BEGIN EXCERPT PROVIDED
Pinnacle West Capital Corporation (NYSE: PNW) today reported consolidated on-going earnings of $12.1 million, or $0.11 per diluted share of common stock, for the quarter ended December 31, 2011. This result compares with on-going earnings of $5.2 million, or $0.05 per share, in the same 2010 period. The Company's net income attributable to common shareholders for the 2011 fourth quarter was $12.6 million, or $0.11 per diluted share, compared with net income of $7.4 million, or $0.07 per share, for the same quarter a year ago.

For full-year 2011, Pinnacle West reported consolidated on-going earnings of $328.1 million, or $2.99 per share, as compared to $324.7 million, or $3.03 per share, a year ago. Consolidated net income attributable to common shareholders for 2011 was $339.5 million, or $3.09 per diluted share, compared with 2010 net income of $350.1 million, or $3.27 per diluted share.

On-going earnings exclude results of discontinued operations primarily related to the Company's real estate activities and former energy services business. A reconciliation of reported earnings to on-going earnings is provided at the end of this release.

"Disciplined cost management, concentration on our core electricity business and superior operational performance by our dedicated employees - particularly in the areas of customer service, reliability and safety - produced sound financial results," said Pinnacle West Chairman, President and Chief Executive Officer Don Brandt.

Brandt added that the Company's 2011 results exceeded its earnings guidance. The Company had projected that on-going earnings would be near the top of its guidance range of $2.75 to $2.90 per share. The actual results were due, in part, to lower than expected operating and maintenance costs, and cooler than normal weather that increased retail sales in the fourth quarter by a similar amount as the year-ago period.
END EXCERPT PROVIDED
BEGIN DATA RECORDS
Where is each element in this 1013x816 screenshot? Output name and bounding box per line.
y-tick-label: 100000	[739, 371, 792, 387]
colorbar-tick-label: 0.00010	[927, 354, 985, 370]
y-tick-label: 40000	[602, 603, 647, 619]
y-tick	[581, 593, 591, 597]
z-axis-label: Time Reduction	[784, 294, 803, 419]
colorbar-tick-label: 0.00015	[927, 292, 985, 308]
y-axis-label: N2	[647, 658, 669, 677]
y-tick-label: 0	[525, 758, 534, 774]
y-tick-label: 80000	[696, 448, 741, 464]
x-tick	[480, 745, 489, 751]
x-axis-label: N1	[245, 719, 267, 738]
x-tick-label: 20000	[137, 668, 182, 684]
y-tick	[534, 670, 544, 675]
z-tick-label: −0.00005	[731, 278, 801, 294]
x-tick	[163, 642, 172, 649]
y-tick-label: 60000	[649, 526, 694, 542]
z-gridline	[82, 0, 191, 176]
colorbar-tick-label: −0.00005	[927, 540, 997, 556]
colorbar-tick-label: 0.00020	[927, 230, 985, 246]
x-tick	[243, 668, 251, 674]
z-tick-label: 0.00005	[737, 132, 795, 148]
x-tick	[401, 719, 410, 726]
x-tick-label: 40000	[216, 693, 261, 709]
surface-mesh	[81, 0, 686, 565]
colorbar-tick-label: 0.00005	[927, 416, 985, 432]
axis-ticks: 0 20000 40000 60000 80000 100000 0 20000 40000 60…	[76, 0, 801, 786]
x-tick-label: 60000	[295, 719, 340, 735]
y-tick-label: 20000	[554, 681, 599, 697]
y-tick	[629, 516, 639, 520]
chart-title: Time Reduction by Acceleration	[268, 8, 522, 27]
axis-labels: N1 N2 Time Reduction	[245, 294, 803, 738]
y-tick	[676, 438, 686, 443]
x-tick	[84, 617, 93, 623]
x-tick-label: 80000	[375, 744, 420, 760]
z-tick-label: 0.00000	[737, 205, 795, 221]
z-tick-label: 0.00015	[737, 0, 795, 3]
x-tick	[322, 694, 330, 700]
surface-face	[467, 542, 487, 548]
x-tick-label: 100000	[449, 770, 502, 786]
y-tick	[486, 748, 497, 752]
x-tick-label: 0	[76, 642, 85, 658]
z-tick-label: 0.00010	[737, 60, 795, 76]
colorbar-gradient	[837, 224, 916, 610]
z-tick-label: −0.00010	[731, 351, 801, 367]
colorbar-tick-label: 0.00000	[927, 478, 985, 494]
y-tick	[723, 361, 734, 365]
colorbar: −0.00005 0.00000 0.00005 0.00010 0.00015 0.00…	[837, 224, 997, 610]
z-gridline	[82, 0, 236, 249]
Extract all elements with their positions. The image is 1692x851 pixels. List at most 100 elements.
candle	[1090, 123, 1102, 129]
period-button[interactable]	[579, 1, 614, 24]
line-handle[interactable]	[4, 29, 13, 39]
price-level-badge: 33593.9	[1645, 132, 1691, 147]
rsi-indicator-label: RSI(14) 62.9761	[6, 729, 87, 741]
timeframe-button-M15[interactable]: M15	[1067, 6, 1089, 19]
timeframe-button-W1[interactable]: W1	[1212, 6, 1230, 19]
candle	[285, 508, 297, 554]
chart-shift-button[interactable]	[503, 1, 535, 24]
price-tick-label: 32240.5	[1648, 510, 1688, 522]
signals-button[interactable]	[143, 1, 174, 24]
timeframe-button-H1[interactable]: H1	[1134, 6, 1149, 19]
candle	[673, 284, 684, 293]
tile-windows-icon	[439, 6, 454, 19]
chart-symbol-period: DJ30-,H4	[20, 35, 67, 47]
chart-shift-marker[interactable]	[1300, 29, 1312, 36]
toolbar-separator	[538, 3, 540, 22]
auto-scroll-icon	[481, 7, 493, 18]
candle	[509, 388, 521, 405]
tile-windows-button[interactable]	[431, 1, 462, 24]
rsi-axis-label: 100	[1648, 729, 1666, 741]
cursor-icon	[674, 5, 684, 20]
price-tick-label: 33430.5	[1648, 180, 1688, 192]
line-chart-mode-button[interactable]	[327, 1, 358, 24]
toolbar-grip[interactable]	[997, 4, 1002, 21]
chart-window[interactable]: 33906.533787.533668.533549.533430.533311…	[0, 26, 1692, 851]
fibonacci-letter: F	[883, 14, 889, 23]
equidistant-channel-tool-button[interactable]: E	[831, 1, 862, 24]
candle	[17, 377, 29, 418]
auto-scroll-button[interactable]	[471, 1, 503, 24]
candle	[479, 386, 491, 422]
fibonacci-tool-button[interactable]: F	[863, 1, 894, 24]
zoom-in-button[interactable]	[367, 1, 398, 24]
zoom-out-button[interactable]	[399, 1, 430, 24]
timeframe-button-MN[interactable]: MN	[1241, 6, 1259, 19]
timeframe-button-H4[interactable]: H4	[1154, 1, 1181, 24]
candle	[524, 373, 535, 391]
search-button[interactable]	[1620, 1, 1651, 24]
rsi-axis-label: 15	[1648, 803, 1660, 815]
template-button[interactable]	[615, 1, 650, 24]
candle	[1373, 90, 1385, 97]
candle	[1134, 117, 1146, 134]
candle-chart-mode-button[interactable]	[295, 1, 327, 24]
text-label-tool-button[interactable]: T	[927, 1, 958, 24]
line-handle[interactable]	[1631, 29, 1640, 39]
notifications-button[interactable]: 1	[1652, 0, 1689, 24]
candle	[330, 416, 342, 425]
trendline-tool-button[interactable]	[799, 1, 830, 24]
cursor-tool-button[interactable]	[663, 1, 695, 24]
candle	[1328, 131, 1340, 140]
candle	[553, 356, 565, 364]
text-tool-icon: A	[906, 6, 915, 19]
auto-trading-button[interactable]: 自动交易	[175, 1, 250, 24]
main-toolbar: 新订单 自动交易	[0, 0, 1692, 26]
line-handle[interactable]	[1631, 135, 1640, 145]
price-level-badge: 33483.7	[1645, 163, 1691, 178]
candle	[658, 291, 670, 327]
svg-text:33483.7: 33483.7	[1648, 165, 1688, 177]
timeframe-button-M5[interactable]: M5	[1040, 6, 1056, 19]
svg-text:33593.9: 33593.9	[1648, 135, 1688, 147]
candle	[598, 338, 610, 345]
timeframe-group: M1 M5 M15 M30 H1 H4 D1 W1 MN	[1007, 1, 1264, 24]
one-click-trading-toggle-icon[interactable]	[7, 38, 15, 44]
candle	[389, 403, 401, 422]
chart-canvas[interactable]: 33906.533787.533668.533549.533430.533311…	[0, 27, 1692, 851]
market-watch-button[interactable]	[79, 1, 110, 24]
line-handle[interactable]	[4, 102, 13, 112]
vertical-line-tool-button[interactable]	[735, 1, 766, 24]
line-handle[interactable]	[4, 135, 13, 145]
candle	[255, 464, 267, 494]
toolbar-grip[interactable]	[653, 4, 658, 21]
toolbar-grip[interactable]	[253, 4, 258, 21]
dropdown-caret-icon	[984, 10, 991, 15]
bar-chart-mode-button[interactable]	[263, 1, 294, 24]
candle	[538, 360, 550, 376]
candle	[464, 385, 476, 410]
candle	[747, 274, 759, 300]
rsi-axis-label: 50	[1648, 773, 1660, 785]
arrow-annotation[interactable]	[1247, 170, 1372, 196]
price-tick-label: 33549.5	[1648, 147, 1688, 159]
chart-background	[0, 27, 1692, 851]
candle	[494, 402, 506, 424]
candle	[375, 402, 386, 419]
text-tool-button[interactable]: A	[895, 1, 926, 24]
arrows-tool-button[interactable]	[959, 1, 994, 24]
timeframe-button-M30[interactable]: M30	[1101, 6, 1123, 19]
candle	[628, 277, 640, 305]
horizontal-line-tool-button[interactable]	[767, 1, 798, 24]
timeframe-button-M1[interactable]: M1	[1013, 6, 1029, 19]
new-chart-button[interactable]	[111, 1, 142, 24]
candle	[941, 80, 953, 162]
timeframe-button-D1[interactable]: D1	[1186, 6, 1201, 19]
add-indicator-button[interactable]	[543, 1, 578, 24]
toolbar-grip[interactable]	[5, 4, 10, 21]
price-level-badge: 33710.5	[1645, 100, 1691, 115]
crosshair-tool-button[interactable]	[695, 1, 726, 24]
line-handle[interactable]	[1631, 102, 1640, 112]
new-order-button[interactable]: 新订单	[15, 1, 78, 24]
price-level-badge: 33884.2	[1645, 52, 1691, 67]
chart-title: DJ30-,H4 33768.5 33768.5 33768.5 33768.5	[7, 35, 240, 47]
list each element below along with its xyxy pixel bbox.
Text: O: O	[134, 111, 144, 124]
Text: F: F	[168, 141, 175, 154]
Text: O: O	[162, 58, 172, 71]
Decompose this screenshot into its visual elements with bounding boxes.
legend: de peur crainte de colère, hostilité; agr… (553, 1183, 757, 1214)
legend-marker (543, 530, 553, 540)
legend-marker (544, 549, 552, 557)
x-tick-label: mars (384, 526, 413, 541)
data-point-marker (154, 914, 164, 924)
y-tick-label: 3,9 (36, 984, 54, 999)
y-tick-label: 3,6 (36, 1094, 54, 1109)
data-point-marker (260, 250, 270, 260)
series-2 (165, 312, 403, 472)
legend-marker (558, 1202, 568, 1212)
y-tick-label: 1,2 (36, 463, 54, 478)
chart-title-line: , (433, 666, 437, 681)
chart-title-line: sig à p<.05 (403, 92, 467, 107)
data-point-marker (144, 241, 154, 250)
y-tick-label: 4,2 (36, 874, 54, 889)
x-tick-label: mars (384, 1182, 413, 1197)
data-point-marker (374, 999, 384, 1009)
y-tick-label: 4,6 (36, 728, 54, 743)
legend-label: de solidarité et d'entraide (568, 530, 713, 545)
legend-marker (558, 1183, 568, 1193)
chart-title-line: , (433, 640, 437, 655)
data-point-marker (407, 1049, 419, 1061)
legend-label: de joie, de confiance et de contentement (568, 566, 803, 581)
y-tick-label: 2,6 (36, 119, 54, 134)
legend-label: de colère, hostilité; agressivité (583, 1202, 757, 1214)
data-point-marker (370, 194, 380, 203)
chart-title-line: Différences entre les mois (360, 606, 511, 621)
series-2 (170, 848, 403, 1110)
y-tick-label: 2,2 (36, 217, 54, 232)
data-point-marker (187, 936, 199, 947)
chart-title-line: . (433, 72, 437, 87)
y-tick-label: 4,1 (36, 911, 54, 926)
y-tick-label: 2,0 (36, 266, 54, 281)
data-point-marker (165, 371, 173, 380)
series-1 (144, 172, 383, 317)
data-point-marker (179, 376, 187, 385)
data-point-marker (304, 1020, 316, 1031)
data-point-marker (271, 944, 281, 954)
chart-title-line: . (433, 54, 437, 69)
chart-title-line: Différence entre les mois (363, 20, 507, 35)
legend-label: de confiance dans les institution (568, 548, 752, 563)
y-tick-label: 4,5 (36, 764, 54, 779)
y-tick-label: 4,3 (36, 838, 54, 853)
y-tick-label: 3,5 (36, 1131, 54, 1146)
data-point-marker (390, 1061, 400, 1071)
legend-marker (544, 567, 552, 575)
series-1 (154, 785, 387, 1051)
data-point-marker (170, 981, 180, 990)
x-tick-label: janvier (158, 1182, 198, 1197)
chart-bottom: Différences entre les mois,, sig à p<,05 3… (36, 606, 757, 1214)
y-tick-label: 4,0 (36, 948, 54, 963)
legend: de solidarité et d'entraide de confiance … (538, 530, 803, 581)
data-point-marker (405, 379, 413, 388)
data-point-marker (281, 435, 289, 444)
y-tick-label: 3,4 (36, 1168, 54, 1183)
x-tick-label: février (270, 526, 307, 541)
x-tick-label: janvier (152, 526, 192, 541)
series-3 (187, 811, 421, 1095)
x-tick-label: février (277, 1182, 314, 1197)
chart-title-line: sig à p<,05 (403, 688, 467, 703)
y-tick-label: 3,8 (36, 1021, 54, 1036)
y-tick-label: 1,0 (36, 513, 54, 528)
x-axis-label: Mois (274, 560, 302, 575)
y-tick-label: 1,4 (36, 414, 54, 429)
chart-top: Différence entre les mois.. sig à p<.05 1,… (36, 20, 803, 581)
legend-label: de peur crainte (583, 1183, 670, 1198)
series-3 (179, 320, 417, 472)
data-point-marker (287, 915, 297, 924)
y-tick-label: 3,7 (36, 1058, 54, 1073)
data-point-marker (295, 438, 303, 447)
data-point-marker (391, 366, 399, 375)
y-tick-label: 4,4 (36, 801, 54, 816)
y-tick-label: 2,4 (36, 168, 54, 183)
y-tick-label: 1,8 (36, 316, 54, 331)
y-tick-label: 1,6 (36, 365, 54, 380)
END DATA RECORDS
• [REQUIREMENT A]
Answer these questions about the Pinnacle West earnings release, one line each:
(i) What were the full-year 2011 consolidated on-going earnings per share?
(ii) What do on-going earnings exclude?
(iii) What was the Company's earnings guidance range for 2011?
• [REQUIREMENT B] Pick up the Pinnacle West earnings release after its last sentence and continue it for one or two paragraphs.

• [FINAL ANSWER A]
(i) $2.99 per share.
(ii) Results of discontinued operations, primarily related to the Company's real estate activities and former energy services business.
(iii) $2.75 to $2.90 per share.

• [FINAL ANSWER B]
"We achieved a significant milestone with the proposed settlement of APS's pending retail rate case," said Brandt. "The agreement has broad support and contains provisions important to customers, shareholders and other stakeholders." The settlement is pending approval by the Arizona Corporation Commission. APS and the other parties have requested the agreement take effect July 1, 2012.

Brandt cited additional examples of the Company's recent achievements:

  • In 2011, APS continued its top-tier customer satisfaction rating, maintained superior power plant performance, and provided its 1.1 million customers with record levels of service reliability.
  • Standard & Poor's Corporation (S&P) raised credit ratings in June for Pinnacle West and APS to BBB, up from BBB-, thus reducing borrowing costs and improving access to debt markets. S&P cited the companies' stronger credit metrics, reduction in debt, improving regulatory environment and prudent financial management as contributing factors.
  • APS also celebrated several renewable energy milestones as the AZ Sun Program (APS-owned solar energy) added 50 megawatts of new solar capacity, enough to serve more than 12,000 APS customers. With these plants, APS's renewable energy portfolio now includes 423 megawatts with an additional 523 megawatts in development. New solar and wind plants to serve APS customers have created more than 2,400 design, engineering and construction jobs for Arizona.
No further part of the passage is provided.